Work to do:
• 1. Please transcribe everything in the passage about Jim from "Jim was passionate" down to "lay people alike.".
• 2. According to the passage about Jim, what position did he hold in the group until macular degeneration badly affected his sight?

Document section:

(begin)

Jim was treasurer of the group, doing what many people would call a thankless task, but doing it, as he did everything else he was involved in, conscientiously and meticulously, only relinquishing it when macular degeneration affected his sight so badly that he could hardly see. Jim was not just the keeper of accounts for WDC/CND; his many activities prove that he was definitely a multi tasker for the peace movement. Whether making banners for the Fete of the Earth, Hiroshima Day or the Peace Table, joining demonstrations, organising and attending public meetings and generally being part of the public face of the peace movement, or the more humble work of distributing newsletters, leaflets, providing transport and contacting members, he gave unstintingly of his time and energy.
Jim was passionate about the NHS and worked for years on local Health Forums, where his contribution, studying documents, attendance at board meetings, asking pertinent questions and raising issues that might be overlooked by others less diligent that he was, earned him considerable respect from professionals and lay people alike.

(end)

Supplied material:
(begin)

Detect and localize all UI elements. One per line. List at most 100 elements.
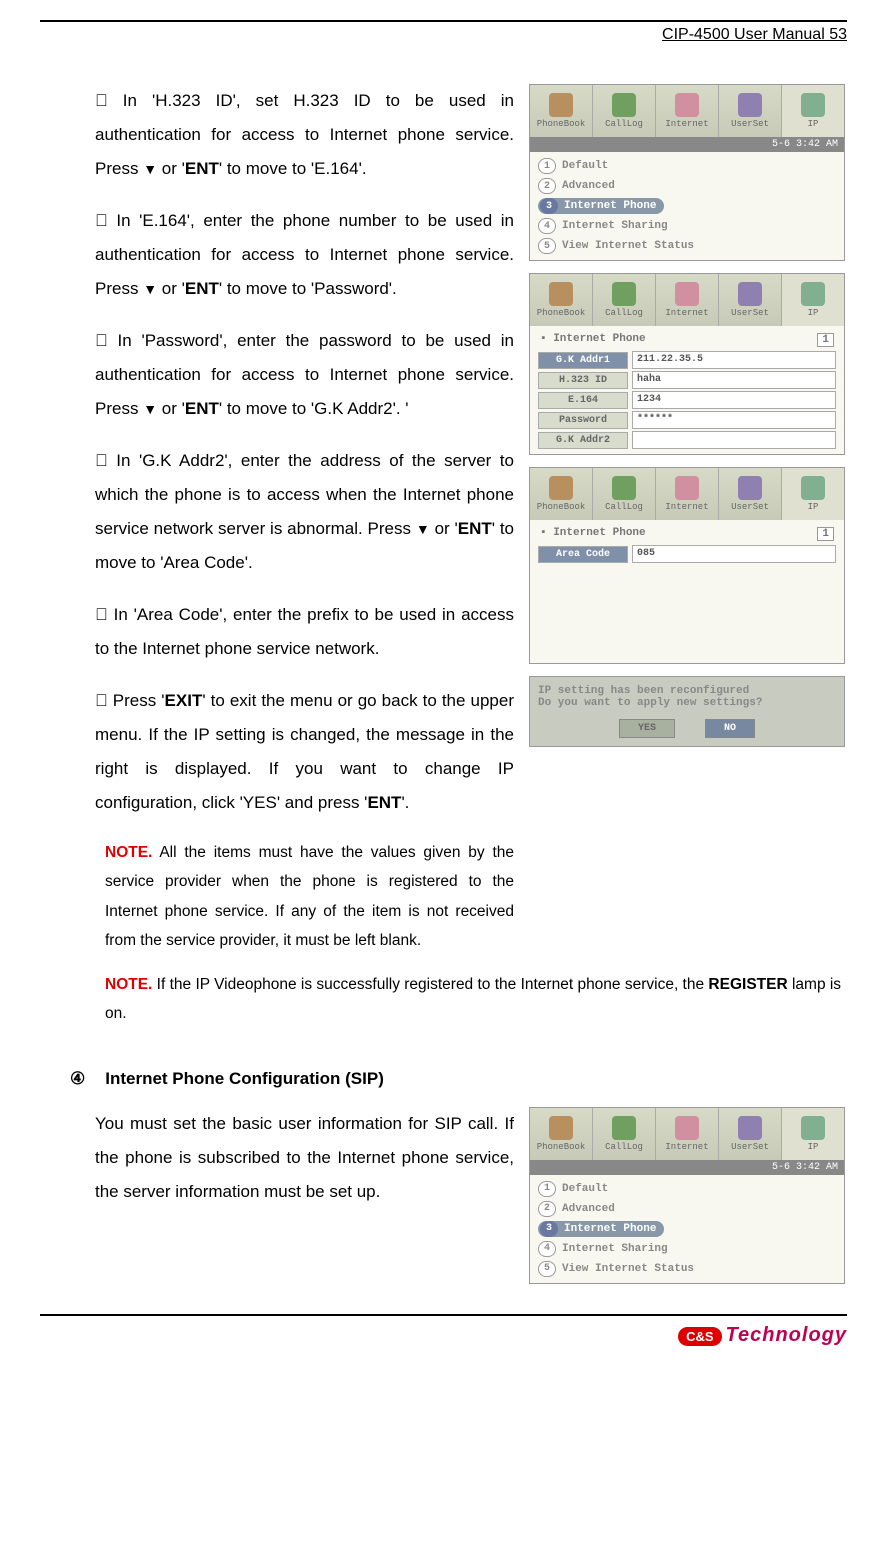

(end)

Results of the tasks:
• 1.
Jim was passionate about the NHS and worked for years on local Health Forums, where his contribution, studying documents, attendance at board meetings, asking pertinent questions and raising issues that might be overlooked by others less diligent that he was, earned him considerable respect from professionals and lay people alike.

• 2. Treasurer.